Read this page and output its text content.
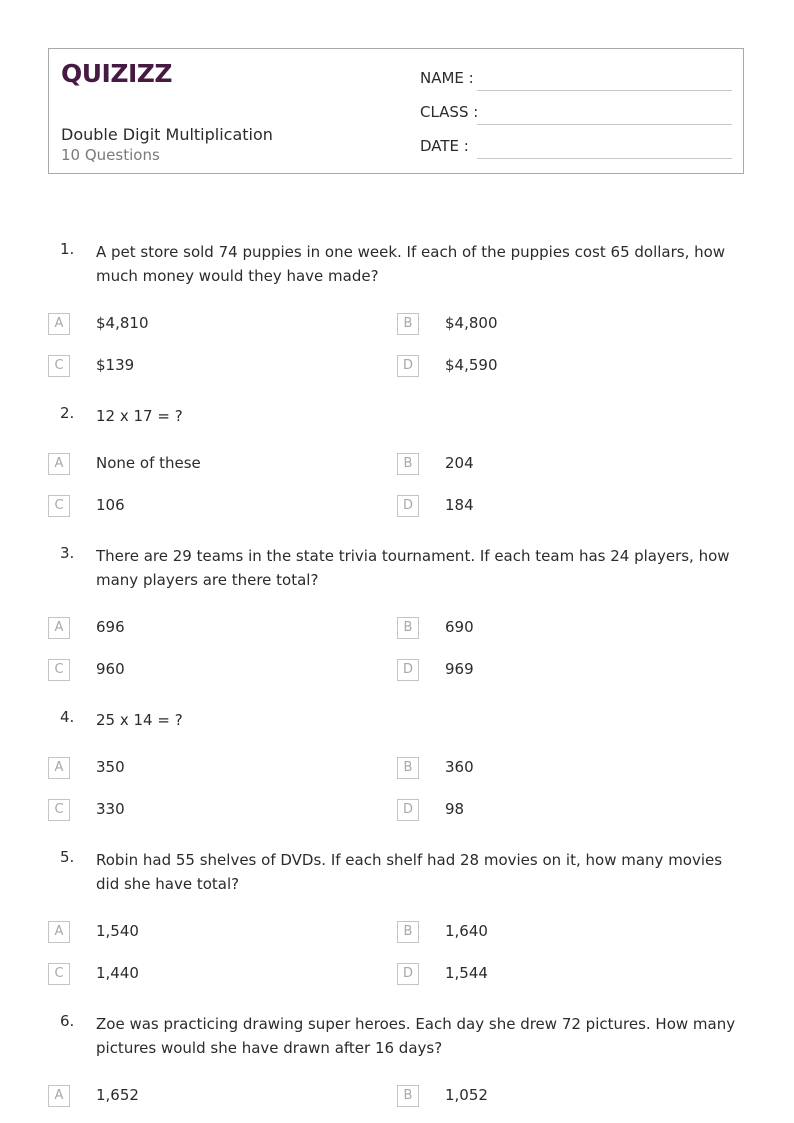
QUIZIZZ
Double Digit Multiplication
10 Questions
NAME :
CLASS :
DATE :
1. A pet store sold 74 puppies in one week. If each of the puppies cost 65 dollars, how much money would they have made?
A	$4,810	B	$4,800
C	$139	D	$4,590
2. 12 x 17 = ?
A	None of these	B	204
C	106	D	184
3. There are 29 teams in the state trivia tournament. If each team has 24 players, how many players are there total?
A	696	B	690
C	960	D	969
4. 25 x 14 = ?
A	350	B	360
C	330	D	98
5. Robin had 55 shelves of DVDs. If each shelf had 28 movies on it, how many movies did she have total?
A	1,540	B	1,640
C	1,440	D	1,544
6. Zoe was practicing drawing super heroes. Each day she drew 72 pictures. How many pictures would she have drawn after 16 days?
A	1,652	B	1,052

━━━━━━━━━━━━━━━━━━━━━━━━━━━━━━

What you need to do »
Print each line of the material above exactly, with the pictures removed from your copy.

Answer to this exercise »
Read this page and output its text content.
QUIZIZZ
Double Digit Multiplication
10 Questions
NAME :
CLASS :
DATE :
1. A pet store sold 74 puppies in one week. If each of the puppies cost 65 dollars, how much money would they have made?
A	$4,810	B	$4,800
C	$139	D	$4,590
2. 12 x 17 = ?
A	None of these	B	204
C	106	D	184
3. There are 29 teams in the state trivia tournament. If each team has 24 players, how many players are there total?
A	696	B	690
C	960	D	969
4. 25 x 14 = ?
A	350	B	360
C	330	D	98
5. Robin had 55 shelves of DVDs. If each shelf had 28 movies on it, how many movies did she have total?
A	1,540	B	1,640
C	1,440	D	1,544
6. Zoe was practicing drawing super heroes. Each day she drew 72 pictures. How many pictures would she have drawn after 16 days?
A	1,652	B	1,052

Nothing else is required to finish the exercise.